• Exercise instructions
Without the pictures, output the records below word for word.

• The records

*-*-*

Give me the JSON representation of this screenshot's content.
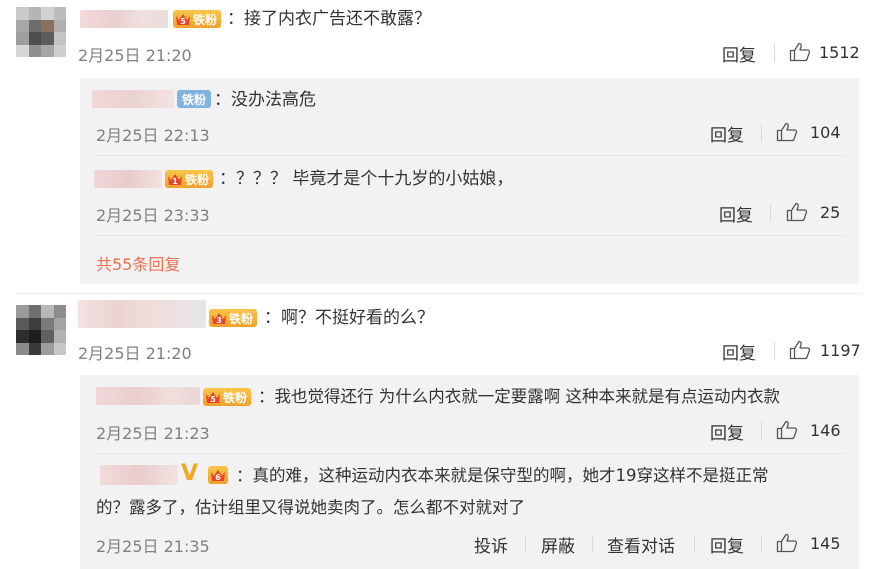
{
  "colors": {
    "accent": "#eb7350",
    "sub_bg": "#f2f2f5",
    "time": "#808080",
    "badge_gold": "#f1a02b",
    "badge_blue": "#7fb3e0"
  },
  "comments": [
    {
      "badge_level": "5",
      "badge_text": "铁粉",
      "text": "：接了内衣广告还不敢露？",
      "time": "2月25日 21:20",
      "reply_label": "回复",
      "likes": "1512",
      "replies": [
        {
          "badge_text": "铁粉",
          "text": "：没办法高危",
          "time": "2月25日 22:13",
          "reply_label": "回复",
          "likes": "104"
        },
        {
          "badge_level": "1",
          "badge_text": "铁粉",
          "text": "：？？？ 毕竟才是个十九岁的小姑娘，",
          "time": "2月25日 23:33",
          "reply_label": "回复",
          "likes": "25"
        }
      ],
      "more_label": "共55条回复"
    },
    {
      "badge_level": "3",
      "badge_text": "铁粉",
      "text": "：啊？不挺好看的么？",
      "time": "2月25日 21:20",
      "reply_label": "回复",
      "likes": "1197",
      "replies": [
        {
          "badge_level": "5",
          "badge_text": "铁粉",
          "text": "：我也觉得还行 为什么内衣就一定要露啊 这种本来就是有点运动内衣款",
          "time": "2月25日 21:23",
          "reply_label": "回复",
          "likes": "146"
        },
        {
          "verified_mark": "V",
          "badge_level": "6",
          "text_line1": "：真的难，这种运动内衣本来就是保守型的啊，她才19穿这样不是挺正常",
          "text_line2": "的？露多了，估计组里又得说她卖肉了。怎么都不对就对了",
          "time": "2月25日 21:35",
          "report_label": "投诉",
          "block_label": "屏蔽",
          "conversation_label": "查看对话",
          "reply_label": "回复",
          "likes": "145"
        }
      ]
    }
  ]
}
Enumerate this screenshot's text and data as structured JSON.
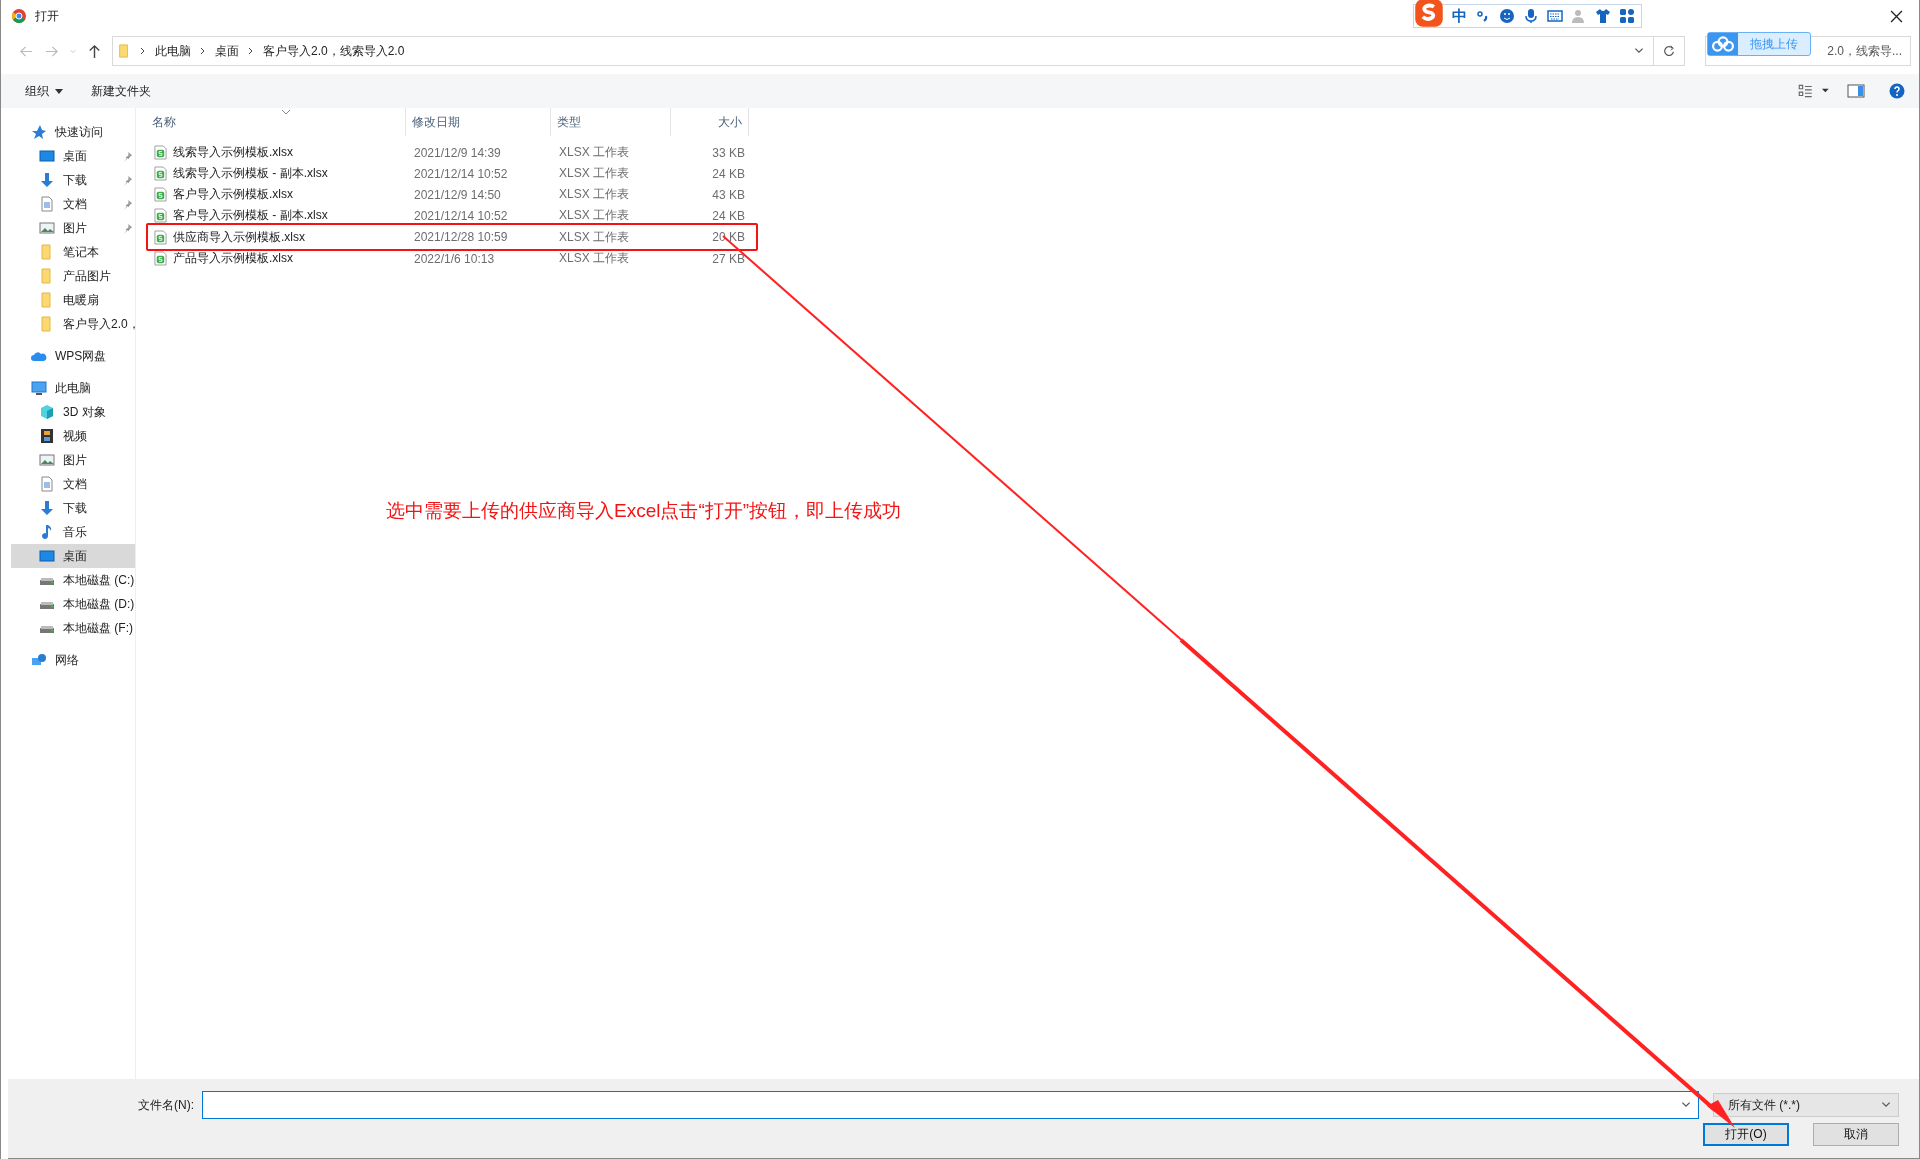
{
  "window": {
    "title": "打开"
  },
  "ime_toolbar": {
    "mode": "中"
  },
  "address_bar": {
    "path": [
      "此电脑",
      "桌面",
      "客户导入2.0，线索导入2.0"
    ]
  },
  "search": {
    "value": "2.0，线索导..."
  },
  "upload_badge": {
    "label": "拖拽上传"
  },
  "toolbar": {
    "organize": "组织",
    "new_folder": "新建文件夹"
  },
  "sidebar": [
    {
      "label": "快速访问",
      "kind": "star",
      "selected": false,
      "children": [
        {
          "label": "桌面",
          "kind": "desktop",
          "pinned": true,
          "selected": false
        },
        {
          "label": "下载",
          "kind": "download",
          "pinned": true,
          "selected": false
        },
        {
          "label": "文档",
          "kind": "document",
          "pinned": true,
          "selected": false
        },
        {
          "label": "图片",
          "kind": "image",
          "pinned": true,
          "selected": false
        },
        {
          "label": "笔记本",
          "kind": "folder",
          "pinned": false,
          "selected": false
        },
        {
          "label": "产品图片",
          "kind": "folder",
          "pinned": false,
          "selected": false
        },
        {
          "label": "电暖扇",
          "kind": "folder",
          "pinned": false,
          "selected": false
        },
        {
          "label": "客户导入2.0，",
          "kind": "folder",
          "pinned": false,
          "selected": false
        }
      ]
    },
    {
      "label": "WPS网盘",
      "kind": "cloud",
      "selected": false
    },
    {
      "label": "此电脑",
      "kind": "computer",
      "selected": false,
      "children": [
        {
          "label": "3D 对象",
          "kind": "cube",
          "pinned": false,
          "selected": false
        },
        {
          "label": "视频",
          "kind": "video",
          "pinned": false,
          "selected": false
        },
        {
          "label": "图片",
          "kind": "image",
          "pinned": false,
          "selected": false
        },
        {
          "label": "文档",
          "kind": "document",
          "pinned": false,
          "selected": false
        },
        {
          "label": "下载",
          "kind": "download",
          "pinned": false,
          "selected": false
        },
        {
          "label": "音乐",
          "kind": "music",
          "pinned": false,
          "selected": false
        },
        {
          "label": "桌面",
          "kind": "desktop",
          "pinned": false,
          "selected": true
        },
        {
          "label": "本地磁盘 (C:)",
          "kind": "drive",
          "pinned": false,
          "selected": false
        },
        {
          "label": "本地磁盘 (D:)",
          "kind": "drive",
          "pinned": false,
          "selected": false
        },
        {
          "label": "本地磁盘 (F:)",
          "kind": "drive",
          "pinned": false,
          "selected": false
        }
      ]
    },
    {
      "label": "网络",
      "kind": "network",
      "selected": false
    }
  ],
  "columns": [
    "名称",
    "修改日期",
    "类型",
    "大小"
  ],
  "files": [
    {
      "name": "线索导入示例模板.xlsx",
      "modified": "2021/12/9 14:39",
      "type": "XLSX 工作表",
      "size": "33 KB",
      "annotated": false
    },
    {
      "name": "线索导入示例模板 - 副本.xlsx",
      "modified": "2021/12/14 10:52",
      "type": "XLSX 工作表",
      "size": "24 KB",
      "annotated": false
    },
    {
      "name": "客户导入示例模板.xlsx",
      "modified": "2021/12/9 14:50",
      "type": "XLSX 工作表",
      "size": "43 KB",
      "annotated": false
    },
    {
      "name": "客户导入示例模板 - 副本.xlsx",
      "modified": "2021/12/14 10:52",
      "type": "XLSX 工作表",
      "size": "24 KB",
      "annotated": false
    },
    {
      "name": "供应商导入示例模板.xlsx",
      "modified": "2021/12/28 10:59",
      "type": "XLSX 工作表",
      "size": "20 KB",
      "annotated": true
    },
    {
      "name": "产品导入示例模板.xlsx",
      "modified": "2022/1/6 10:13",
      "type": "XLSX 工作表",
      "size": "27 KB",
      "annotated": false
    }
  ],
  "annotation": "选中需要上传的供应商导入Excel点击“打开”按钮，即上传成功",
  "file_name": {
    "label": "文件名(N):"
  },
  "file_type": {
    "value": "所有文件 (*.*)"
  },
  "buttons": [
    {
      "label": "打开(O)",
      "default": true
    },
    {
      "label": "取消",
      "default": false
    }
  ]
}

*-*-*

• Output for this exercise
Give me the JSON representation of this screenshot's content.
{
  "colors": {
    "accent": "#eb7350",
    "sub_bg": "#f2f2f5",
    "time": "#808080",
    "badge_gold": "#f1a02b",
    "badge_blue": "#7fb3e0"
  },
  "comments": [
    {
      "badge_level": "5",
      "badge_text": "铁粉",
      "text": "：接了内衣广告还不敢露？",
      "time": "2月25日 21:20",
      "reply_label": "回复",
      "likes": "1512",
      "replies": [
        {
          "badge_text": "铁粉",
          "text": "：没办法高危",
          "time": "2月25日 22:13",
          "reply_label": "回复",
          "likes": "104"
        },
        {
          "badge_level": "1",
          "badge_text": "铁粉",
          "text": "：？？？ 毕竟才是个十九岁的小姑娘，",
          "time": "2月25日 23:33",
          "reply_label": "回复",
          "likes": "25"
        }
      ],
      "more_label": "共55条回复"
    },
    {
      "badge_level": "3",
      "badge_text": "铁粉",
      "text": "：啊？不挺好看的么？",
      "time": "2月25日 21:20",
      "reply_label": "回复",
      "likes": "1197",
      "replies": [
        {
          "badge_level": "5",
          "badge_text": "铁粉",
          "text": "：我也觉得还行 为什么内衣就一定要露啊 这种本来就是有点运动内衣款",
          "time": "2月25日 21:23",
          "reply_label": "回复",
          "likes": "146"
        },
        {
          "verified_mark": "V",
          "badge_level": "6",
          "text_line1": "：真的难，这种运动内衣本来就是保守型的啊，她才19穿这样不是挺正常",
          "text_line2": "的？露多了，估计组里又得说她卖肉了。怎么都不对就对了",
          "time": "2月25日 21:35",
          "report_label": "投诉",
          "block_label": "屏蔽",
          "conversation_label": "查看对话",
          "reply_label": "回复",
          "likes": "145"
        }
      ]
    }
  ]
}
Enumerate this screenshot's text and data as structured JSON.
{
  "window": {
    "title": "打开"
  },
  "ime_toolbar": {
    "mode": "中"
  },
  "address_bar": {
    "path": [
      "此电脑",
      "桌面",
      "客户导入2.0，线索导入2.0"
    ]
  },
  "search": {
    "value": "2.0，线索导..."
  },
  "upload_badge": {
    "label": "拖拽上传"
  },
  "toolbar": {
    "organize": "组织",
    "new_folder": "新建文件夹"
  },
  "sidebar": [
    {
      "label": "快速访问",
      "kind": "star",
      "selected": false,
      "children": [
        {
          "label": "桌面",
          "kind": "desktop",
          "pinned": true,
          "selected": false
        },
        {
          "label": "下载",
          "kind": "download",
          "pinned": true,
          "selected": false
        },
        {
          "label": "文档",
          "kind": "document",
          "pinned": true,
          "selected": false
        },
        {
          "label": "图片",
          "kind": "image",
          "pinned": true,
          "selected": false
        },
        {
          "label": "笔记本",
          "kind": "folder",
          "pinned": false,
          "selected": false
        },
        {
          "label": "产品图片",
          "kind": "folder",
          "pinned": false,
          "selected": false
        },
        {
          "label": "电暖扇",
          "kind": "folder",
          "pinned": false,
          "selected": false
        },
        {
          "label": "客户导入2.0，",
          "kind": "folder",
          "pinned": false,
          "selected": false
        }
      ]
    },
    {
      "label": "WPS网盘",
      "kind": "cloud",
      "selected": false
    },
    {
      "label": "此电脑",
      "kind": "computer",
      "selected": false,
      "children": [
        {
          "label": "3D 对象",
          "kind": "cube",
          "pinned": false,
          "selected": false
        },
        {
          "label": "视频",
          "kind": "video",
          "pinned": false,
          "selected": false
        },
        {
          "label": "图片",
          "kind": "image",
          "pinned": false,
          "selected": false
        },
        {
          "label": "文档",
          "kind": "document",
          "pinned": false,
          "selected": false
        },
        {
          "label": "下载",
          "kind": "download",
          "pinned": false,
          "selected": false
        },
        {
          "label": "音乐",
          "kind": "music",
          "pinned": false,
          "selected": false
        },
        {
          "label": "桌面",
          "kind": "desktop",
          "pinned": false,
          "selected": true
        },
        {
          "label": "本地磁盘 (C:)",
          "kind": "drive",
          "pinned": false,
          "selected": false
        },
        {
          "label": "本地磁盘 (D:)",
          "kind": "drive",
          "pinned": false,
          "selected": false
        },
        {
          "label": "本地磁盘 (F:)",
          "kind": "drive",
          "pinned": false,
          "selected": false
        }
      ]
    },
    {
      "label": "网络",
      "kind": "network",
      "selected": false
    }
  ],
  "columns": [
    "名称",
    "修改日期",
    "类型",
    "大小"
  ],
  "files": [
    {
      "name": "线索导入示例模板.xlsx",
      "modified": "2021/12/9 14:39",
      "type": "XLSX 工作表",
      "size": "33 KB",
      "annotated": false
    },
    {
      "name": "线索导入示例模板 - 副本.xlsx",
      "modified": "2021/12/14 10:52",
      "type": "XLSX 工作表",
      "size": "24 KB",
      "annotated": false
    },
    {
      "name": "客户导入示例模板.xlsx",
      "modified": "2021/12/9 14:50",
      "type": "XLSX 工作表",
      "size": "43 KB",
      "annotated": false
    },
    {
      "name": "客户导入示例模板 - 副本.xlsx",
      "modified": "2021/12/14 10:52",
      "type": "XLSX 工作表",
      "size": "24 KB",
      "annotated": false
    },
    {
      "name": "供应商导入示例模板.xlsx",
      "modified": "2021/12/28 10:59",
      "type": "XLSX 工作表",
      "size": "20 KB",
      "annotated": true
    },
    {
      "name": "产品导入示例模板.xlsx",
      "modified": "2022/1/6 10:13",
      "type": "XLSX 工作表",
      "size": "27 KB",
      "annotated": false
    }
  ],
  "annotation": "选中需要上传的供应商导入Excel点击“打开”按钮，即上传成功",
  "file_name": {
    "label": "文件名(N):"
  },
  "file_type": {
    "value": "所有文件 (*.*)"
  },
  "buttons": [
    {
      "label": "打开(O)",
      "default": true
    },
    {
      "label": "取消",
      "default": false
    }
  ]
}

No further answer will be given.